WRITTEN PROBLEM >> Pull every line containing "HIGHER" from the entries.

══════════════════════════════

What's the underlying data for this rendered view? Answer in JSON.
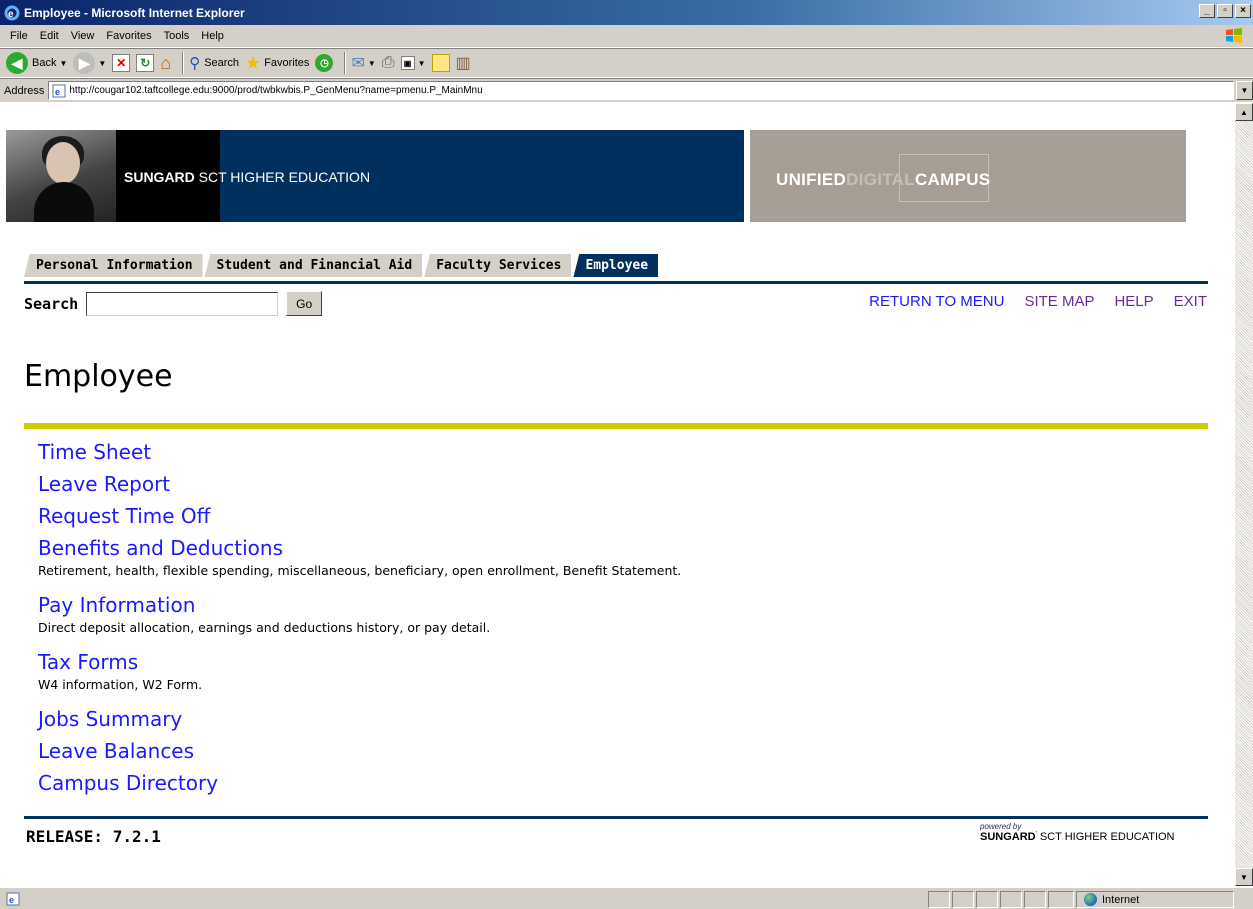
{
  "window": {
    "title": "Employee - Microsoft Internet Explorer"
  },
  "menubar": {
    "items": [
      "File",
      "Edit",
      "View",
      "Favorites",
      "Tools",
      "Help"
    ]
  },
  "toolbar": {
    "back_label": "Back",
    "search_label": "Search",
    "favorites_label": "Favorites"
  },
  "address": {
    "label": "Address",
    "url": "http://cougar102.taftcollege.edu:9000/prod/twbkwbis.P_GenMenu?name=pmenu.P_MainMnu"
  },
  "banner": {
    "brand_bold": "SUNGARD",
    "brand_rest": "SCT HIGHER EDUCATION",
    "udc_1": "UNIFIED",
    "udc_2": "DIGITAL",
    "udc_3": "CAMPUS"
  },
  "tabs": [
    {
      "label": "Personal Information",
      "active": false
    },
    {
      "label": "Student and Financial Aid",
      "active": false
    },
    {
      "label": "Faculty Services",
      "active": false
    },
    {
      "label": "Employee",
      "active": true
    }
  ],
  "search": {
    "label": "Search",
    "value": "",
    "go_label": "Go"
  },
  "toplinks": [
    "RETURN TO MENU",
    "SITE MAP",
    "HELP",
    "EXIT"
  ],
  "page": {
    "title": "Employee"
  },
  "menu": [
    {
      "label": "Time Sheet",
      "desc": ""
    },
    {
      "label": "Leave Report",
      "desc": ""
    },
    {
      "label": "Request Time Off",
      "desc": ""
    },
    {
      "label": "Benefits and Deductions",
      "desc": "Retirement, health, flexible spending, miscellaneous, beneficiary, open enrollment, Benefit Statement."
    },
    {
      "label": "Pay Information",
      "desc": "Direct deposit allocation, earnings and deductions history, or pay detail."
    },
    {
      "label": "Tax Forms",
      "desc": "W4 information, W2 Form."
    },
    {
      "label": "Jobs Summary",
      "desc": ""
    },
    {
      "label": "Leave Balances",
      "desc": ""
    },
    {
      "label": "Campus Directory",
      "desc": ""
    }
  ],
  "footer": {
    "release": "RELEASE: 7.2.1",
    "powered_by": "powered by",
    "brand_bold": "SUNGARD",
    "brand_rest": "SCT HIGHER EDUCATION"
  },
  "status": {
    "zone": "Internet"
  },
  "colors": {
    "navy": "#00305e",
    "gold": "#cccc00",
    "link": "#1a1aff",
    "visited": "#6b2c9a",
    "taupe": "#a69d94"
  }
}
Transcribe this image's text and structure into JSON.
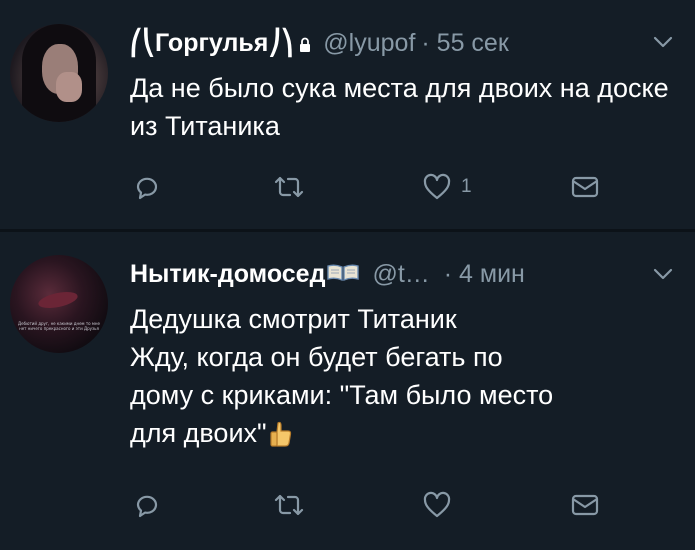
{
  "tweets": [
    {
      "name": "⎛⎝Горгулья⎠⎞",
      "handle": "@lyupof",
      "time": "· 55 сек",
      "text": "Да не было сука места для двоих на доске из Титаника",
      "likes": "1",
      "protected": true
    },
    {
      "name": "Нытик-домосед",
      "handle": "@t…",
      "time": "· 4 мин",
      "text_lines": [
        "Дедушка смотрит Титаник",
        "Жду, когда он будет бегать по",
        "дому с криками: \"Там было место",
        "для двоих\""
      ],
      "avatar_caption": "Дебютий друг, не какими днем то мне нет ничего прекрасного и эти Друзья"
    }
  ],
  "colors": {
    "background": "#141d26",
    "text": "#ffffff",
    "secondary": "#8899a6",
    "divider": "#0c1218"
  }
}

══════════════════════════════

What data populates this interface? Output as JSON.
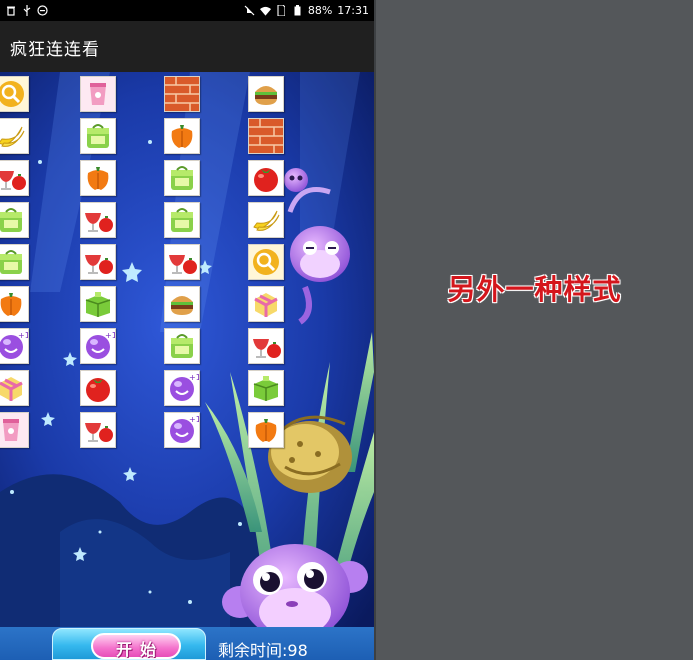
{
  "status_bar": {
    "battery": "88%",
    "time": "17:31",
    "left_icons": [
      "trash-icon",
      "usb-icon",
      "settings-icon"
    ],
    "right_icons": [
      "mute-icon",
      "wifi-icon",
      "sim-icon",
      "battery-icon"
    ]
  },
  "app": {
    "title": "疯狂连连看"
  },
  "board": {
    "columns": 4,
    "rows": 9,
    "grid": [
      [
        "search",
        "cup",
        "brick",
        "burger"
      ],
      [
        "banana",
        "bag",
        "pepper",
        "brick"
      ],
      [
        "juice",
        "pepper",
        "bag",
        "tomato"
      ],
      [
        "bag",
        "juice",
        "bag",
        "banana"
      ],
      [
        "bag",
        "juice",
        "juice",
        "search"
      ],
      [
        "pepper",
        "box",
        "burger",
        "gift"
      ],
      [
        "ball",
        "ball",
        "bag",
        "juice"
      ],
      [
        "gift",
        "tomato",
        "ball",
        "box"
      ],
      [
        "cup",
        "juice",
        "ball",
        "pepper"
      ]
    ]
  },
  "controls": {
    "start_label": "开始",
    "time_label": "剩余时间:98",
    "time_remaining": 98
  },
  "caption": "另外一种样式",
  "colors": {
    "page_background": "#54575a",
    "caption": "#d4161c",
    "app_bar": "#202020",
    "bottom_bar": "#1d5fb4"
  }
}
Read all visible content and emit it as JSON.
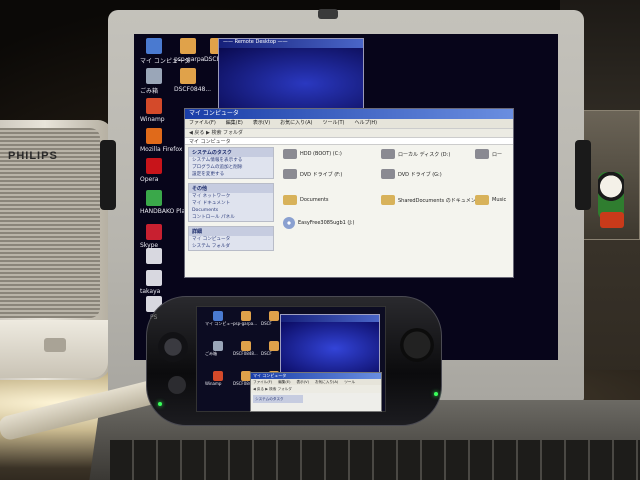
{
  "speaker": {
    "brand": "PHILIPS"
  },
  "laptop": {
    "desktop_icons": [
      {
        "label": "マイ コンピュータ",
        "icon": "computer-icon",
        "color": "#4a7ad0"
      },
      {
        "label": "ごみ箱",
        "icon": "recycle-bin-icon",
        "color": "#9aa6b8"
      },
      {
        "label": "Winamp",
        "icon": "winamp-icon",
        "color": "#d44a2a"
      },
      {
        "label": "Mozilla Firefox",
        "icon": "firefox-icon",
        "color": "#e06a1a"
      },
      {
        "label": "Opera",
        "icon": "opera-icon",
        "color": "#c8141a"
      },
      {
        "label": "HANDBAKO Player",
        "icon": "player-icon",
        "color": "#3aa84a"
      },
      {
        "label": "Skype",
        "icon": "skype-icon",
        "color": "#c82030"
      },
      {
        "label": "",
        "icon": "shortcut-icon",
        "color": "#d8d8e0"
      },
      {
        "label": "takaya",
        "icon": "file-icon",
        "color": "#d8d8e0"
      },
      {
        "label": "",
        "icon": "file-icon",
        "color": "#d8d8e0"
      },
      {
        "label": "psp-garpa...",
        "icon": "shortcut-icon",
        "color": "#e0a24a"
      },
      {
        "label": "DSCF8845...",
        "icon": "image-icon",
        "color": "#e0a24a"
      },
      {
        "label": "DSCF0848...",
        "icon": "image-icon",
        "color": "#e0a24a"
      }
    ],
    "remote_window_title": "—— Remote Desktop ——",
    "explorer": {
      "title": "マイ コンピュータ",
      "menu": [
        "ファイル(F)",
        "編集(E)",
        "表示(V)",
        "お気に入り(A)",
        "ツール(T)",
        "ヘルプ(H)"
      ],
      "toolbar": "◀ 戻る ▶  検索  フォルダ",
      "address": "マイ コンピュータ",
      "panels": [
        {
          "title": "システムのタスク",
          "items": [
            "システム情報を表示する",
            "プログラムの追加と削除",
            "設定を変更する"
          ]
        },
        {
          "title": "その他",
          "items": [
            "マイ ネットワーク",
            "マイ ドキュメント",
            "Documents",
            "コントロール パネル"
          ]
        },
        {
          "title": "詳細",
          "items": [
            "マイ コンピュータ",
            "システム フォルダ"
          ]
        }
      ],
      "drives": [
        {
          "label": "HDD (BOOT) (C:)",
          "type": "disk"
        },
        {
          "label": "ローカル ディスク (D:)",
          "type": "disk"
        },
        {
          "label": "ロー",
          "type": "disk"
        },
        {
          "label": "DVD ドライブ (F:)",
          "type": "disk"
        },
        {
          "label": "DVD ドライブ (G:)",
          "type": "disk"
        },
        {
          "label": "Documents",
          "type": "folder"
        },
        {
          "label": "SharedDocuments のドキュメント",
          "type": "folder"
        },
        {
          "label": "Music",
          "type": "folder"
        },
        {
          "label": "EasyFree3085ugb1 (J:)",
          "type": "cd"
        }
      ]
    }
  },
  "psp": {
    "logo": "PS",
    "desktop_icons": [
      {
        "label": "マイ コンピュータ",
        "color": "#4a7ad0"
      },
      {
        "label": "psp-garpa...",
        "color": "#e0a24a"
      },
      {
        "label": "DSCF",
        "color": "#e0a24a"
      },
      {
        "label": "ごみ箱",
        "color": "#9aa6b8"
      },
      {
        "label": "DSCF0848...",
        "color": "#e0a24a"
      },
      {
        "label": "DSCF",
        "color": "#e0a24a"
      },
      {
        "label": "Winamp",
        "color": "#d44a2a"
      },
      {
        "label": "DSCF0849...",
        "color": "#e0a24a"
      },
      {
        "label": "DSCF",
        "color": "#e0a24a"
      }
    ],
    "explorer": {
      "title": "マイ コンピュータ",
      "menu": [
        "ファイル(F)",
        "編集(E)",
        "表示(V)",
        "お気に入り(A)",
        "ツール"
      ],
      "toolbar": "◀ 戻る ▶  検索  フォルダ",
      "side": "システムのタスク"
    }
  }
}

══════════════════════════════

FINAL RESULT >>
    "brand_rest": "SCT HIGHER EDUCATION",
    "brand_rest": "SCT HIGHER EDUCATION"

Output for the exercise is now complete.